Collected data
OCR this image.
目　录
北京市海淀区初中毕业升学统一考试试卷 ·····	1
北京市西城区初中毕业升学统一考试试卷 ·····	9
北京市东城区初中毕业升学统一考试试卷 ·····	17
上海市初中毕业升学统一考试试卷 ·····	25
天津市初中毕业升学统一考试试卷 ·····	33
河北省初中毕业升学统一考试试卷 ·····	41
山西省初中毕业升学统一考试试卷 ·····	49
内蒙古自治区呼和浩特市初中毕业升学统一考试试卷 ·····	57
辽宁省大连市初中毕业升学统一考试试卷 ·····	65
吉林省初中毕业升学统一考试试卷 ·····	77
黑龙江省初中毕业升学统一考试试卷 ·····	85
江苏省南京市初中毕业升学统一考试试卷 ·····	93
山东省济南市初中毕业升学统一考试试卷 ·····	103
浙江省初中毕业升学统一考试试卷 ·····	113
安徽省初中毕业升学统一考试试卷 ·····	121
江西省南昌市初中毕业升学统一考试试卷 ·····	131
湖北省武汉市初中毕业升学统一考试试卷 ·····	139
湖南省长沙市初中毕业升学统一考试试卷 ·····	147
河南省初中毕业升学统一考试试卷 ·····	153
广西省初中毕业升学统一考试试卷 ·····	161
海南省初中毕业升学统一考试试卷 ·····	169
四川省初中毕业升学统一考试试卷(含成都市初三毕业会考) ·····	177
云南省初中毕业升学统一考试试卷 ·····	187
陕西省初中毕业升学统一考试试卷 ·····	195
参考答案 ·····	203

▶ **Your instructions**: Set all of the entries down again, exactly as they were given.

▶ **Solution to this task**:
OCR this image.
目　录
北京市海淀区初中毕业升学统一考试试卷 ·····	1
北京市西城区初中毕业升学统一考试试卷 ·····	9
北京市东城区初中毕业升学统一考试试卷 ·····	17
上海市初中毕业升学统一考试试卷 ·····	25
天津市初中毕业升学统一考试试卷 ·····	33
河北省初中毕业升学统一考试试卷 ·····	41
山西省初中毕业升学统一考试试卷 ·····	49
内蒙古自治区呼和浩特市初中毕业升学统一考试试卷 ·····	57
辽宁省大连市初中毕业升学统一考试试卷 ·····	65
吉林省初中毕业升学统一考试试卷 ·····	77
黑龙江省初中毕业升学统一考试试卷 ·····	85
江苏省南京市初中毕业升学统一考试试卷 ·····	93
山东省济南市初中毕业升学统一考试试卷 ·····	103
浙江省初中毕业升学统一考试试卷 ·····	113
安徽省初中毕业升学统一考试试卷 ·····	121
江西省南昌市初中毕业升学统一考试试卷 ·····	131
湖北省武汉市初中毕业升学统一考试试卷 ·····	139
湖南省长沙市初中毕业升学统一考试试卷 ·····	147
河南省初中毕业升学统一考试试卷 ·····	153
广西省初中毕业升学统一考试试卷 ·····	161
海南省初中毕业升学统一考试试卷 ·····	169
四川省初中毕业升学统一考试试卷(含成都市初三毕业会考) ·····	177
云南省初中毕业升学统一考试试卷 ·····	187
陕西省初中毕业升学统一考试试卷 ·····	195
参考答案 ·····	203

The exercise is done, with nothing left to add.